- [Work to do]
Spot each line that carries the word "urban"; copy those lines.

- [Exercise material]
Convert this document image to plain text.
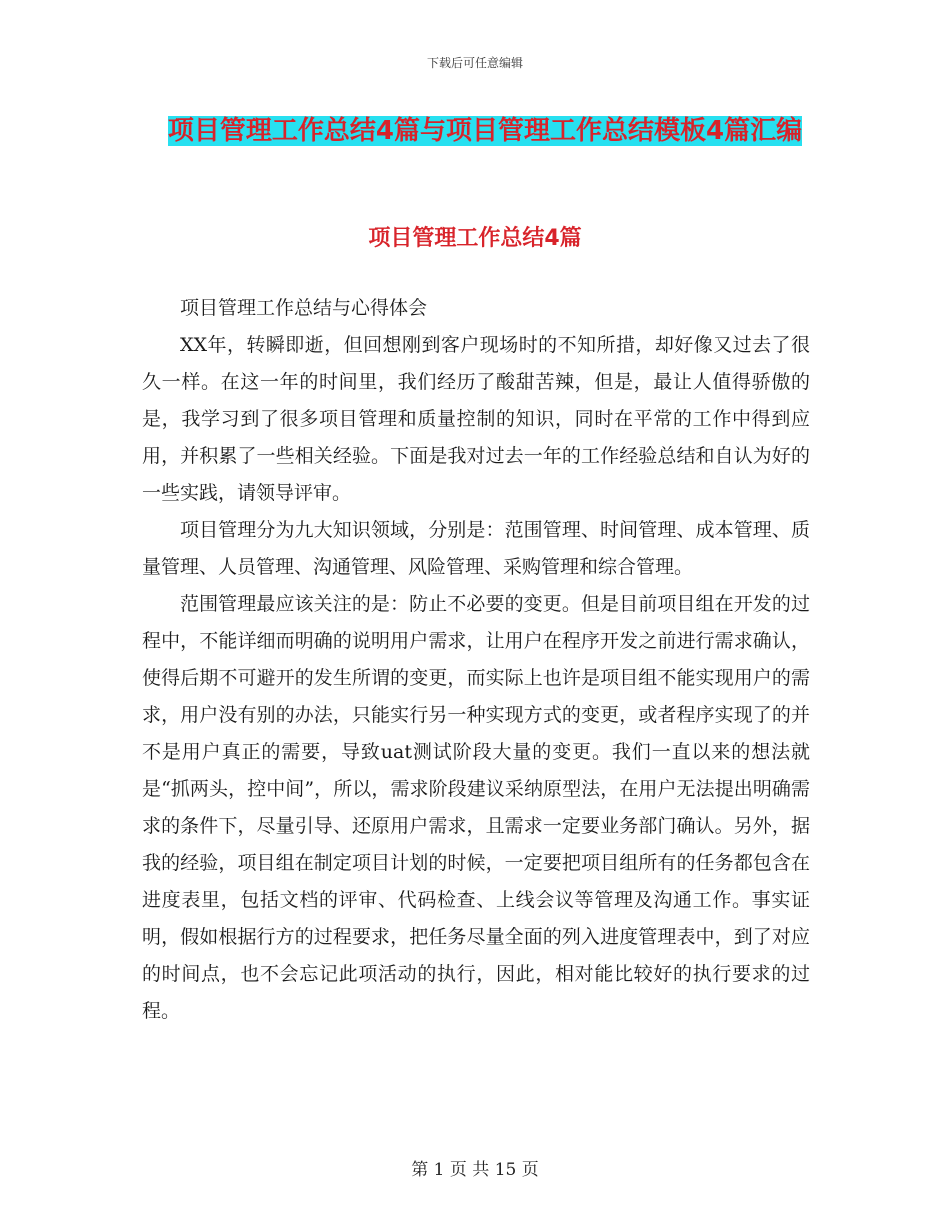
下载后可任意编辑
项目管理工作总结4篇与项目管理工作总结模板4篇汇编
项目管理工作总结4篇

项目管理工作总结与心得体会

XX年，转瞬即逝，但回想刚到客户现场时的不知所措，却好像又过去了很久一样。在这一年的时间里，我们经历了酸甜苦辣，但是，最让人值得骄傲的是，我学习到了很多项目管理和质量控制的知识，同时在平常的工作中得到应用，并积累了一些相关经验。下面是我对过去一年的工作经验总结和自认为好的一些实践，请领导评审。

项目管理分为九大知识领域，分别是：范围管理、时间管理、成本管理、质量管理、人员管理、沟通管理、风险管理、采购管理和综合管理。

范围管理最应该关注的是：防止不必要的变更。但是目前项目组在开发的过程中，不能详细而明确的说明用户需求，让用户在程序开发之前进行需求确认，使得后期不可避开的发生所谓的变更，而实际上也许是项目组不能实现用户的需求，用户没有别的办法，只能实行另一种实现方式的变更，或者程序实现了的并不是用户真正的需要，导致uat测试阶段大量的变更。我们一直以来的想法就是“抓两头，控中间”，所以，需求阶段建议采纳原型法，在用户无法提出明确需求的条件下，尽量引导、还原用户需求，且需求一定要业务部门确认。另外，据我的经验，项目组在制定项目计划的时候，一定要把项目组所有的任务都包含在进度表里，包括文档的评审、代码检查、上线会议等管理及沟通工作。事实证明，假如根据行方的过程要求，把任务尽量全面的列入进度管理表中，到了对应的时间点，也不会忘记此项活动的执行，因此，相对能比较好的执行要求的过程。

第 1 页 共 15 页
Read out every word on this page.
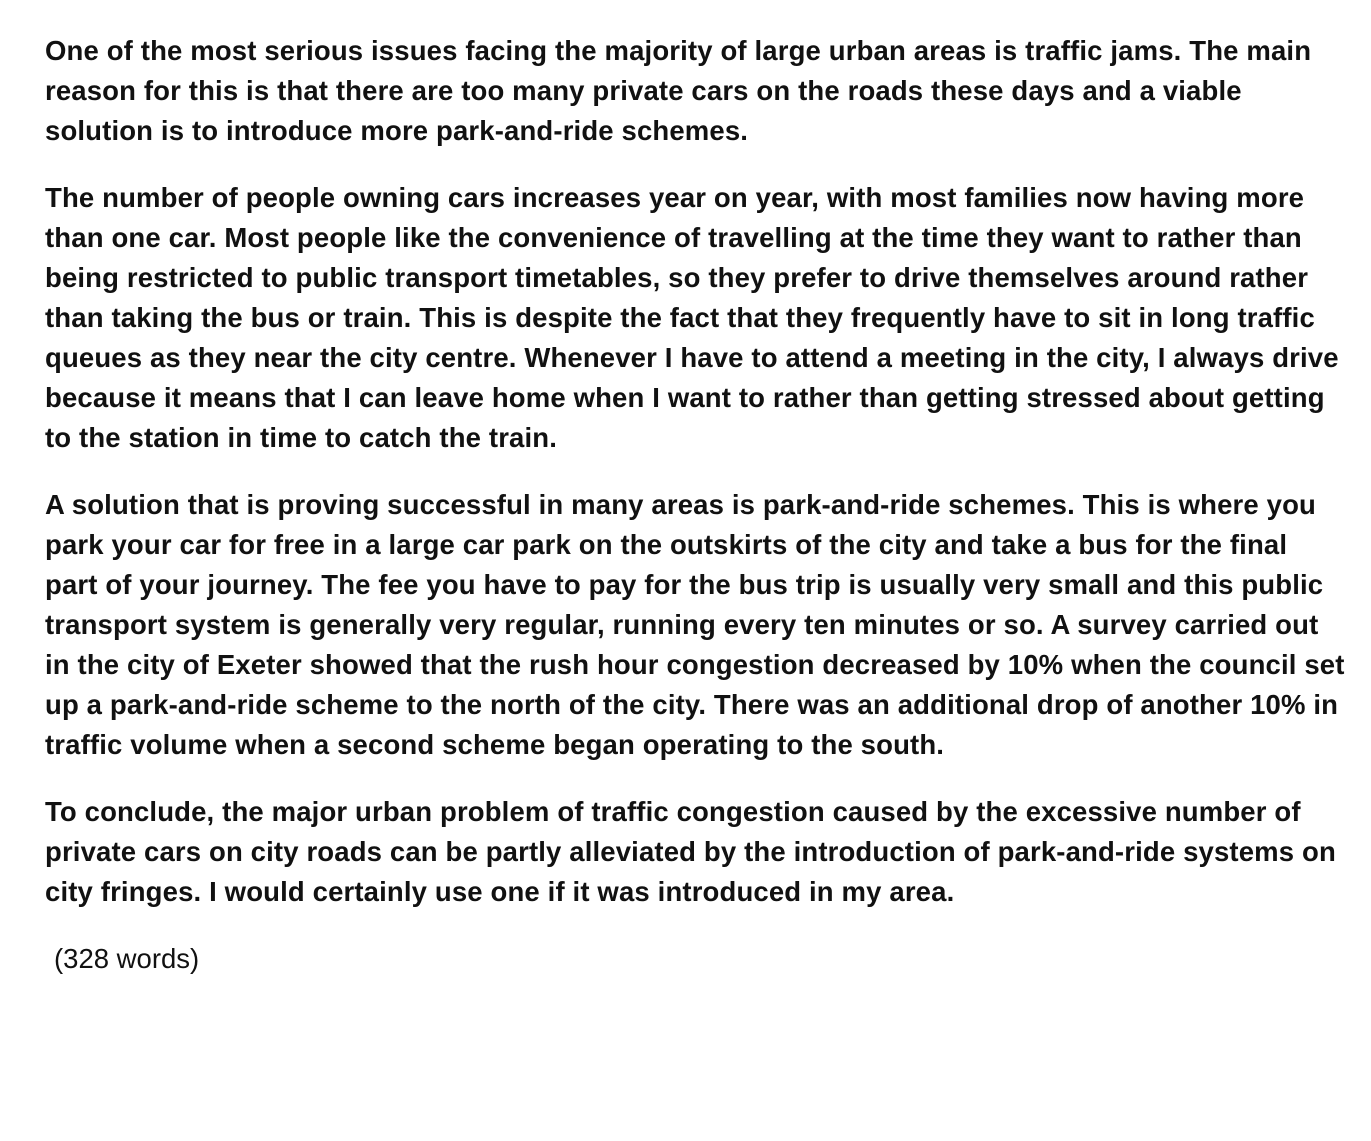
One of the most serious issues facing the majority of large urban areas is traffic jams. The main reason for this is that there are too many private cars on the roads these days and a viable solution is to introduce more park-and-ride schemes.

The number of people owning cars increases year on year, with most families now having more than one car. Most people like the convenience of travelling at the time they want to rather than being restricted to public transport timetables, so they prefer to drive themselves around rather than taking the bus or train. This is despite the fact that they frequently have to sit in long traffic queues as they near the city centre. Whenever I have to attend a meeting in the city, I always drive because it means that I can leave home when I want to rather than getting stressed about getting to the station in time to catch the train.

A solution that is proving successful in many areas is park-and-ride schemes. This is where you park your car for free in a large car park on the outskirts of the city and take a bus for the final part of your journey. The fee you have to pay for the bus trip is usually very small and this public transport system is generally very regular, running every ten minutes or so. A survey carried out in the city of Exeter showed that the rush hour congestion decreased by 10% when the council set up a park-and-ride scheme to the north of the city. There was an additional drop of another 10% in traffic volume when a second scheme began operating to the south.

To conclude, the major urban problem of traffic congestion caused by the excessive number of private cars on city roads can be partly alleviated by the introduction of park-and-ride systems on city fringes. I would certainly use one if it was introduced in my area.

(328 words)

- [Response]
One of the most serious issues facing the majority of large urban areas is traffic jams. The main reason for this is that there are too many private cars on the roads these days and a viable solution is to introduce more park-and-ride schemes.
To conclude, the major urban problem of traffic congestion caused by the excessive number of private cars on city roads can be partly alleviated by the introduction of park-and-ride systems on city fringes. I would certainly use one if it was introduced in my area.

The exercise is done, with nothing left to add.